- What is being asked -
Which lines hold the word "Distinguished"? Copy each one.
___ Dataset records ___
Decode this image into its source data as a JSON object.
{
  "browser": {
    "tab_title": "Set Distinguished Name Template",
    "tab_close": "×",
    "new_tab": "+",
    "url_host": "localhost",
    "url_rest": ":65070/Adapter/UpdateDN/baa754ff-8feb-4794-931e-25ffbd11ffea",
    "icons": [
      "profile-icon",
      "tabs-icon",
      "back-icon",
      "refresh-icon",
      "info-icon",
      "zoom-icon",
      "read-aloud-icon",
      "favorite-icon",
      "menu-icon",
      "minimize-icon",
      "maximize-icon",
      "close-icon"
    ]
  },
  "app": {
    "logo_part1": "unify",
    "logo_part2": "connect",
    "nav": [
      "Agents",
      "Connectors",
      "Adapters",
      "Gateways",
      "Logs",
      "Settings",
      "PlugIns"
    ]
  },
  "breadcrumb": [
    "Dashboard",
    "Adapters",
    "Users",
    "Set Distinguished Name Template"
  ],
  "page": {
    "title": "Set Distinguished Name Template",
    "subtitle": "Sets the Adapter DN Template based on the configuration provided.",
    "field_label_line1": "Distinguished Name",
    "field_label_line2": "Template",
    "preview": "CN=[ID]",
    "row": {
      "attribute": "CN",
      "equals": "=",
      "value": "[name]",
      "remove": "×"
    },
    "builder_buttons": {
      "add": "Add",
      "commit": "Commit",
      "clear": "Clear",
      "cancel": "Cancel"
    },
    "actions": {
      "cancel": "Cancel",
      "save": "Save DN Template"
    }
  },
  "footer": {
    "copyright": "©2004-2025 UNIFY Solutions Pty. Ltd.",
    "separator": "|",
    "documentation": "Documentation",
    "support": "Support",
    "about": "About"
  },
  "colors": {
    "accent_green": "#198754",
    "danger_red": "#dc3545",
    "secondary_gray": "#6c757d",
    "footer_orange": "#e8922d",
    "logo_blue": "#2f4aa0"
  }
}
___
- Reply to the task -
    "tab_title": "Set Distinguished Name Template",
    "Set Distinguished Name Template"
    "title": "Set Distinguished Name Template",
    "field_label_line1": "Distinguished Name",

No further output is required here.